-- begin --

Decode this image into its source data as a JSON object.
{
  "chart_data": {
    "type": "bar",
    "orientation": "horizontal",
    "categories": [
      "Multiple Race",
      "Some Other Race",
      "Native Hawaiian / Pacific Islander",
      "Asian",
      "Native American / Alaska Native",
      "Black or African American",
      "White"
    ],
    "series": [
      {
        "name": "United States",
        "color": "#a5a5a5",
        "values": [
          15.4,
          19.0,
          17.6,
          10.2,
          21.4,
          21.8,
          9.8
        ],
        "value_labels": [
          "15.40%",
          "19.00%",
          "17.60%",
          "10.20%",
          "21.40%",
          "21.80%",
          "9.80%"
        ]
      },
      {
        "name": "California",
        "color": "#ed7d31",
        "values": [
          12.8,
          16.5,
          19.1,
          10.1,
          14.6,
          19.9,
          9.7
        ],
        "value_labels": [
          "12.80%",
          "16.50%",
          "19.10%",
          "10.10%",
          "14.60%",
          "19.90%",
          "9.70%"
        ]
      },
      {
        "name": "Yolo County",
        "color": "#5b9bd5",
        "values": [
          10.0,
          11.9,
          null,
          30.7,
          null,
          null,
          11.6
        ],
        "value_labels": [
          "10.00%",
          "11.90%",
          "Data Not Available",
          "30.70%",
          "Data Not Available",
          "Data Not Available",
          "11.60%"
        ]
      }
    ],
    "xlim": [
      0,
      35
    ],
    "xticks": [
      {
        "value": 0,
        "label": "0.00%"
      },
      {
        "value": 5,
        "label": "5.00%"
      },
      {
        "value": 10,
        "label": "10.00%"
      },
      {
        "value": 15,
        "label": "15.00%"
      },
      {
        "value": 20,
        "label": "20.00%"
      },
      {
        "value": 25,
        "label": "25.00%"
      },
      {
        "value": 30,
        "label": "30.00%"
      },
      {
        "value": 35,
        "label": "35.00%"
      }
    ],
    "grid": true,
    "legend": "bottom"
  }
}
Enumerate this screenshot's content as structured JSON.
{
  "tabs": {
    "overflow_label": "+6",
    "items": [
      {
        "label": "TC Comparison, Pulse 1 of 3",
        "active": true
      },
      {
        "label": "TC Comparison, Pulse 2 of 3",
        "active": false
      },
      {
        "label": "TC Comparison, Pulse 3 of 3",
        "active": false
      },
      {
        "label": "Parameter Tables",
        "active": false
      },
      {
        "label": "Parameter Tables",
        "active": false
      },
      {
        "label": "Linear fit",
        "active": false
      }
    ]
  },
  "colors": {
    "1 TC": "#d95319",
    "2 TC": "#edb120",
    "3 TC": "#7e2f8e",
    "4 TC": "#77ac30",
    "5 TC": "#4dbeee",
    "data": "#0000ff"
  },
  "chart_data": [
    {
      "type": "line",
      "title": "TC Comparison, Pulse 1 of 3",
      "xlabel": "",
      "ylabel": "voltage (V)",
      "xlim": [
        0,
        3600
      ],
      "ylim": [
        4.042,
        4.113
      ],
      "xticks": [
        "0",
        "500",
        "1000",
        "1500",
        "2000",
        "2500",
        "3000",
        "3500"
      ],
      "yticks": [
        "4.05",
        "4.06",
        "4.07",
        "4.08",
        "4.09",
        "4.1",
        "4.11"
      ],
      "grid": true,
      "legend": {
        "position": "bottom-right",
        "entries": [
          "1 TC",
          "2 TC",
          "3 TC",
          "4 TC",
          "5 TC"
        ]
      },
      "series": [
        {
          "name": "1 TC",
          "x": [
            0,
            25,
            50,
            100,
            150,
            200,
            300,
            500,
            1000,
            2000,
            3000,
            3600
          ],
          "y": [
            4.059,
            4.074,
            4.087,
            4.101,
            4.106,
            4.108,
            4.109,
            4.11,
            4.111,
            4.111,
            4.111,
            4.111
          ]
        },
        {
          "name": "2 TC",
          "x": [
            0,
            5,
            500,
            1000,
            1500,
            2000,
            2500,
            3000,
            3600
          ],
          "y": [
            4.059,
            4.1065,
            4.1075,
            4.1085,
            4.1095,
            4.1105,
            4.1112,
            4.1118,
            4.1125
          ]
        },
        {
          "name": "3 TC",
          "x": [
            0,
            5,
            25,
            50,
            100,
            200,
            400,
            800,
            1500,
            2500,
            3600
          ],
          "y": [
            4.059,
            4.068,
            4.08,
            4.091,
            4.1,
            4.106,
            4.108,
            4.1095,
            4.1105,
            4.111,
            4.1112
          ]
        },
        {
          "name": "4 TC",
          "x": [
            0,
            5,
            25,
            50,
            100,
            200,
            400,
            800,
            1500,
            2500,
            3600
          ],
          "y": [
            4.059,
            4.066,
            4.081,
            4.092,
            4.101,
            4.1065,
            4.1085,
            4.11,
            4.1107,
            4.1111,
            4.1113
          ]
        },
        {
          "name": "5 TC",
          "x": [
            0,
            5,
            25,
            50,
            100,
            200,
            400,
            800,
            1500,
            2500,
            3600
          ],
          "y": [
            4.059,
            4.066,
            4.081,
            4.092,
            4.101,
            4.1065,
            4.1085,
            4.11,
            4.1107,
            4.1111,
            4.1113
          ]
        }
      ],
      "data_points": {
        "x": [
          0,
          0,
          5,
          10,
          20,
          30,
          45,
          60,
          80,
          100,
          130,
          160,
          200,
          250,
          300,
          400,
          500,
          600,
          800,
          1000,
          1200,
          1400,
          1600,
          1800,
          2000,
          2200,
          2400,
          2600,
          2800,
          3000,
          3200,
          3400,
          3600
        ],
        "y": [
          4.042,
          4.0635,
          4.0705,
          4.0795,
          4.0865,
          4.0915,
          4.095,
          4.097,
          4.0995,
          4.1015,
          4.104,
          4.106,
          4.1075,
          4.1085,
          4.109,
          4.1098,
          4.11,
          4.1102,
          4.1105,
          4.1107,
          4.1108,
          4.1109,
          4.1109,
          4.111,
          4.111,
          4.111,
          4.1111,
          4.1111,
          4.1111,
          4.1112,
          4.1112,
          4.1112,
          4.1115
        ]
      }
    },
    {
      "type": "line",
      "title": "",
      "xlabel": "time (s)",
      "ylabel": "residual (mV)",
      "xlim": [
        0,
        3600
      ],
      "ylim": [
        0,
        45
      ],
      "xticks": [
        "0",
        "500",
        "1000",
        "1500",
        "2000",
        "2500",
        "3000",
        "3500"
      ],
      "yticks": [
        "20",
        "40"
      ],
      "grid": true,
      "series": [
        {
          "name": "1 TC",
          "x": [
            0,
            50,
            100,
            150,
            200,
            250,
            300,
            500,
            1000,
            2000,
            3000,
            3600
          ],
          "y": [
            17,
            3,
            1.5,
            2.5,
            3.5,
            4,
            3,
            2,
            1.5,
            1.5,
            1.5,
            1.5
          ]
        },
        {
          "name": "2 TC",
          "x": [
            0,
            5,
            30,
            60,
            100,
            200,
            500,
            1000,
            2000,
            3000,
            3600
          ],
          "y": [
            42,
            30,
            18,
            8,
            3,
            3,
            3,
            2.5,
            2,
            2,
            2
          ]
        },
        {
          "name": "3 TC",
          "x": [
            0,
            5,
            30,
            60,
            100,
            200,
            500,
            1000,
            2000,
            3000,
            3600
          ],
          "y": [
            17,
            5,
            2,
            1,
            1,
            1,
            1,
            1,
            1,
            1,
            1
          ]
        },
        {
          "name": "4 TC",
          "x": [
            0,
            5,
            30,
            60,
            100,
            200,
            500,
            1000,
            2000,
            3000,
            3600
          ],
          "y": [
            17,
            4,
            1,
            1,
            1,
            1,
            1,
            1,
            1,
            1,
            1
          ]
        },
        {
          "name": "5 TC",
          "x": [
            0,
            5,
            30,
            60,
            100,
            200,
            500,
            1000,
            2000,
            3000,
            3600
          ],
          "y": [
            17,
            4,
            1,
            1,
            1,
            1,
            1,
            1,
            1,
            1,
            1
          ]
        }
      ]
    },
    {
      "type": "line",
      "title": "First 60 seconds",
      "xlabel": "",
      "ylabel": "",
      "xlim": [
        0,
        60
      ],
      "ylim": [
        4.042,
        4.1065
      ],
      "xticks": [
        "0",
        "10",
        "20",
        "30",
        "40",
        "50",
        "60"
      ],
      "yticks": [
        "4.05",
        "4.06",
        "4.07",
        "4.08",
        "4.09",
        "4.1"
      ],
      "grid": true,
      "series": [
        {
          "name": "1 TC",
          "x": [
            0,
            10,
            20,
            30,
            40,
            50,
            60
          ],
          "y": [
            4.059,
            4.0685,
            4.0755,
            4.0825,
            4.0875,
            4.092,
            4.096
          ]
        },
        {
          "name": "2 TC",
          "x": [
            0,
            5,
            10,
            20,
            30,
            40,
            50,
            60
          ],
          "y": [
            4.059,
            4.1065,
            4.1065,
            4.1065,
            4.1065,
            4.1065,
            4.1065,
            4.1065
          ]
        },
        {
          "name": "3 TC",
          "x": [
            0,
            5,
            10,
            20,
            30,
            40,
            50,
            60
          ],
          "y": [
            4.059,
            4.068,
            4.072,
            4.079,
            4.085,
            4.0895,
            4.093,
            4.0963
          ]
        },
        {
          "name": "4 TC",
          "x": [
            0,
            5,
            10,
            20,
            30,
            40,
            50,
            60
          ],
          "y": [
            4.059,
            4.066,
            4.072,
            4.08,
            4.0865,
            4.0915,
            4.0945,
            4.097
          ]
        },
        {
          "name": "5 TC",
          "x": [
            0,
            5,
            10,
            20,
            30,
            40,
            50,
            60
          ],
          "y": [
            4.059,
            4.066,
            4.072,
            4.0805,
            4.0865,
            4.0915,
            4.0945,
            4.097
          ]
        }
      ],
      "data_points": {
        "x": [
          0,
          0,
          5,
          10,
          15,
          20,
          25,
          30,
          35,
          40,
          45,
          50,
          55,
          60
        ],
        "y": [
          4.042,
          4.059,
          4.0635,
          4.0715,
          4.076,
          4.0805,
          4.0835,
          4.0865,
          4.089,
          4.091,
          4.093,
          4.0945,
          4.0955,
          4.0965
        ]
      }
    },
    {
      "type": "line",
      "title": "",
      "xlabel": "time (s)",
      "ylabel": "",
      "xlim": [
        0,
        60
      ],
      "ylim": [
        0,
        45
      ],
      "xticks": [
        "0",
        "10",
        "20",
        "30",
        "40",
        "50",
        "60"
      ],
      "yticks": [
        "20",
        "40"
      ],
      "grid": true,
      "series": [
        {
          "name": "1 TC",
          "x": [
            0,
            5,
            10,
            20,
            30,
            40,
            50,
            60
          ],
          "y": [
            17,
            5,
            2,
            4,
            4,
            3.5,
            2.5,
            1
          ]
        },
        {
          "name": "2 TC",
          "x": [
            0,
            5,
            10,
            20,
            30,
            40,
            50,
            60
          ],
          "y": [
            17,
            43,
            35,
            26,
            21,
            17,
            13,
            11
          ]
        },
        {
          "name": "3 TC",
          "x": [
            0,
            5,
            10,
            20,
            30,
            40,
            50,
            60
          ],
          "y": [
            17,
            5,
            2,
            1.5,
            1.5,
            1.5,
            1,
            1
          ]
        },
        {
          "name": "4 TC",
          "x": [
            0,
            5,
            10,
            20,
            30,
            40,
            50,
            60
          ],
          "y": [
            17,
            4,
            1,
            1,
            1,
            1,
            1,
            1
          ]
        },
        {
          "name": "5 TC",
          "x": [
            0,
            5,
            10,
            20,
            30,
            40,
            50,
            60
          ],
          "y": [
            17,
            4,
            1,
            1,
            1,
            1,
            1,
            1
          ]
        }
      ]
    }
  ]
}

-- end --

▶ The problem:
Which lines of the material contain the string "ylabel"? List each of them.

▶ Written answer:
      "ylabel": "voltage (V)",
      "ylabel": "residual (mV)",
      "ylabel": "",
      "ylabel": "",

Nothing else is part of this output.